● Task to complete
Write each record again exactly as it stands.

● Data supplied

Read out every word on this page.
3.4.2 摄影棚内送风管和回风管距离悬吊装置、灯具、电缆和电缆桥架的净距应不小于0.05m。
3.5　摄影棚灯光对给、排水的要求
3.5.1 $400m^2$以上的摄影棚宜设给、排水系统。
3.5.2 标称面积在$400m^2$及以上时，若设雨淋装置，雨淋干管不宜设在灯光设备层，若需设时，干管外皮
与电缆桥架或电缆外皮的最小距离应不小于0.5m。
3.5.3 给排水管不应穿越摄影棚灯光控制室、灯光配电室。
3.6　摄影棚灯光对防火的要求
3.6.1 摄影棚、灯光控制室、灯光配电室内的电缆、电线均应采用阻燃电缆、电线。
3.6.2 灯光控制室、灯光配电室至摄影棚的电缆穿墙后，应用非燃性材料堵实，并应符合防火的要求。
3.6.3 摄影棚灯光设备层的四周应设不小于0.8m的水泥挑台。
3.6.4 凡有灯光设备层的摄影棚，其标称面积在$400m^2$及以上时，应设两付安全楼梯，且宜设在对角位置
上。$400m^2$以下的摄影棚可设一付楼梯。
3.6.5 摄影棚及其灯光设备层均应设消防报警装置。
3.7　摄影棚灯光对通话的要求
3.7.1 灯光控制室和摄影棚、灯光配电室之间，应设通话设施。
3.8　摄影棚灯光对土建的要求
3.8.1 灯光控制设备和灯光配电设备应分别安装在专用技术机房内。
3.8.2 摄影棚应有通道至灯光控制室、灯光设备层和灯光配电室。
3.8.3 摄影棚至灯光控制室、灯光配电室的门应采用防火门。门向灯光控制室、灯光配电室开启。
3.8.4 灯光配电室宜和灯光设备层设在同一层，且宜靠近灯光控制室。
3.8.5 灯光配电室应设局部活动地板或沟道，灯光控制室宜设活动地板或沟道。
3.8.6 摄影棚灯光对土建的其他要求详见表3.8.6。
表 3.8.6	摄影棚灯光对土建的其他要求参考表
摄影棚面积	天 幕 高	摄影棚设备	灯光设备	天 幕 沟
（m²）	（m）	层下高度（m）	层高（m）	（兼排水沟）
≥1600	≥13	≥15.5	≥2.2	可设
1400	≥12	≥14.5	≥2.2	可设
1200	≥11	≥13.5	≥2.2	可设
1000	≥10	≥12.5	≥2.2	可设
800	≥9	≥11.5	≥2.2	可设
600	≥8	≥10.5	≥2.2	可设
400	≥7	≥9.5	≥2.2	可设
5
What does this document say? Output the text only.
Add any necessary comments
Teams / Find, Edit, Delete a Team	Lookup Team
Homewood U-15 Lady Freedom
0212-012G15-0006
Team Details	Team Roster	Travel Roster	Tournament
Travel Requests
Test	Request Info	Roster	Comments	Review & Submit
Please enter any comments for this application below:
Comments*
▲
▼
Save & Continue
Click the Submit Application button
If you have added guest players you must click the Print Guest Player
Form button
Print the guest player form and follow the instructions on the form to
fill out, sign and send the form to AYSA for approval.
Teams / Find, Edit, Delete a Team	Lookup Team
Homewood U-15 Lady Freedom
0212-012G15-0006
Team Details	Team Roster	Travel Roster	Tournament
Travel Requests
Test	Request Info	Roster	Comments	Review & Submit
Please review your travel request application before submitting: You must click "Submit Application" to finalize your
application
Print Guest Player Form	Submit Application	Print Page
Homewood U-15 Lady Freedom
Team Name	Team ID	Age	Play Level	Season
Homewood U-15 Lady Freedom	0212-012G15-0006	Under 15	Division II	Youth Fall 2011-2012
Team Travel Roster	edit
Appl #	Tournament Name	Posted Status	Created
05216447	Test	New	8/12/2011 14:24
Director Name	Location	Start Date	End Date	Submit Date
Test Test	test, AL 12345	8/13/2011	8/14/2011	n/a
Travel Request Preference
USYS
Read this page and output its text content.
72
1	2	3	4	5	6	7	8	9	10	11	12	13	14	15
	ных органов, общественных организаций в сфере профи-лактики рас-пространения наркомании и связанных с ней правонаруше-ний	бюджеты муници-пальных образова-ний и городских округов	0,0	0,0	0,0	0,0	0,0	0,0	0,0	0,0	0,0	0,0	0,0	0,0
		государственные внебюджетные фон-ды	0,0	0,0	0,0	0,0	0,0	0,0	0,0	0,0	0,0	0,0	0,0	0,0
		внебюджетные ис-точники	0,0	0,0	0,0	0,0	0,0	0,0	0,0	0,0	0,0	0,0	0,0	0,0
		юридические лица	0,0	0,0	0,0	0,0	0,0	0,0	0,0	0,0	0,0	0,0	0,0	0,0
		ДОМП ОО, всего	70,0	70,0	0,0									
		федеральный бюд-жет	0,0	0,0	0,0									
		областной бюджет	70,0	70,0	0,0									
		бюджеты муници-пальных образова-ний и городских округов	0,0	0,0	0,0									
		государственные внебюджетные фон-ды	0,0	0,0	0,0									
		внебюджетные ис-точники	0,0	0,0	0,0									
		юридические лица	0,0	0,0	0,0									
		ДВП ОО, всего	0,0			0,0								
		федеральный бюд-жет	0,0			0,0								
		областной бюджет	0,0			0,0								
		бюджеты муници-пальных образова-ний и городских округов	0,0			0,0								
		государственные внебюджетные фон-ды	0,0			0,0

● The answer
Read out every word on this page.
3.4.2 摄影棚内送风管和回风管距离悬吊装置、灯具、电缆和电缆桥架的净距应不小于0.05m。
3.5　摄影棚灯光对给、排水的要求
3.5.1 $400m^2$以上的摄影棚宜设给、排水系统。
3.5.2 标称面积在$400m^2$及以上时，若设雨淋装置，雨淋干管不宜设在灯光设备层，若需设时，干管外皮
与电缆桥架或电缆外皮的最小距离应不小于0.5m。
3.5.3 给排水管不应穿越摄影棚灯光控制室、灯光配电室。
3.6　摄影棚灯光对防火的要求
3.6.1 摄影棚、灯光控制室、灯光配电室内的电缆、电线均应采用阻燃电缆、电线。
3.6.2 灯光控制室、灯光配电室至摄影棚的电缆穿墙后，应用非燃性材料堵实，并应符合防火的要求。
3.6.3 摄影棚灯光设备层的四周应设不小于0.8m的水泥挑台。
3.6.4 凡有灯光设备层的摄影棚，其标称面积在$400m^2$及以上时，应设两付安全楼梯，且宜设在对角位置
上。$400m^2$以下的摄影棚可设一付楼梯。
3.6.5 摄影棚及其灯光设备层均应设消防报警装置。
3.7　摄影棚灯光对通话的要求
3.7.1 灯光控制室和摄影棚、灯光配电室之间，应设通话设施。
3.8　摄影棚灯光对土建的要求
3.8.1 灯光控制设备和灯光配电设备应分别安装在专用技术机房内。
3.8.2 摄影棚应有通道至灯光控制室、灯光设备层和灯光配电室。
3.8.3 摄影棚至灯光控制室、灯光配电室的门应采用防火门。门向灯光控制室、灯光配电室开启。
3.8.4 灯光配电室宜和灯光设备层设在同一层，且宜靠近灯光控制室。
3.8.5 灯光配电室应设局部活动地板或沟道，灯光控制室宜设活动地板或沟道。
3.8.6 摄影棚灯光对土建的其他要求详见表3.8.6。
表 3.8.6	摄影棚灯光对土建的其他要求参考表
摄影棚面积	天 幕 高	摄影棚设备	灯光设备	天 幕 沟
（m²）	（m）	层下高度（m）	层高（m）	（兼排水沟）
≥1600	≥13	≥15.5	≥2.2	可设
1400	≥12	≥14.5	≥2.2	可设
1200	≥11	≥13.5	≥2.2	可设
1000	≥10	≥12.5	≥2.2	可设
800	≥9	≥11.5	≥2.2	可设
600	≥8	≥10.5	≥2.2	可设
400	≥7	≥9.5	≥2.2	可设
5
What does this document say? Output the text only.
Add any necessary comments
Teams / Find, Edit, Delete a Team	Lookup Team
Homewood U-15 Lady Freedom
0212-012G15-0006
Team Details	Team Roster	Travel Roster	Tournament
Travel Requests
Test	Request Info	Roster	Comments	Review & Submit
Please enter any comments for this application below:
Comments*
▲
▼
Save & Continue
Click the Submit Application button
If you have added guest players you must click the Print Guest Player
Form button
Print the guest player form and follow the instructions on the form to
fill out, sign and send the form to AYSA for approval.
Teams / Find, Edit, Delete a Team	Lookup Team
Homewood U-15 Lady Freedom
0212-012G15-0006
Team Details	Team Roster	Travel Roster	Tournament
Travel Requests
Test	Request Info	Roster	Comments	Review & Submit
Please review your travel request application before submitting: You must click "Submit Application" to finalize your
application
Print Guest Player Form	Submit Application	Print Page
Homewood U-15 Lady Freedom
Team Name	Team ID	Age	Play Level	Season
Homewood U-15 Lady Freedom	0212-012G15-0006	Under 15	Division II	Youth Fall 2011-2012
Team Travel Roster	edit
Appl #	Tournament Name	Posted Status	Created
05216447	Test	New	8/12/2011 14:24
Director Name	Location	Start Date	End Date	Submit Date
Test Test	test, AL 12345	8/13/2011	8/14/2011	n/a
Travel Request Preference
USYS
Read this page and output its text content.
72
1	2	3	4	5	6	7	8	9	10	11	12	13	14	15
	ных органов, общественных организаций в сфере профи-лактики рас-пространения наркомании и связанных с ней правонаруше-ний	бюджеты муници-пальных образова-ний и городских округов	0,0	0,0	0,0	0,0	0,0	0,0	0,0	0,0	0,0	0,0	0,0	0,0
		государственные внебюджетные фон-ды	0,0	0,0	0,0	0,0	0,0	0,0	0,0	0,0	0,0	0,0	0,0	0,0
		внебюджетные ис-точники	0,0	0,0	0,0	0,0	0,0	0,0	0,0	0,0	0,0	0,0	0,0	0,0
		юридические лица	0,0	0,0	0,0	0,0	0,0	0,0	0,0	0,0	0,0	0,0	0,0	0,0
		ДОМП ОО, всего	70,0	70,0	0,0									
		федеральный бюд-жет	0,0	0,0	0,0									
		областной бюджет	70,0	70,0	0,0									
		бюджеты муници-пальных образова-ний и городских округов	0,0	0,0	0,0									
		государственные внебюджетные фон-ды	0,0	0,0	0,0									
		внебюджетные ис-точники	0,0	0,0	0,0									
		юридические лица	0,0	0,0	0,0									
		ДВП ОО, всего	0,0			0,0								
		федеральный бюд-жет	0,0			0,0								
		областной бюджет	0,0			0,0								
		бюджеты муници-пальных образова-ний и городских округов	0,0			0,0								
		государственные внебюджетные фон-ды	0,0			0,0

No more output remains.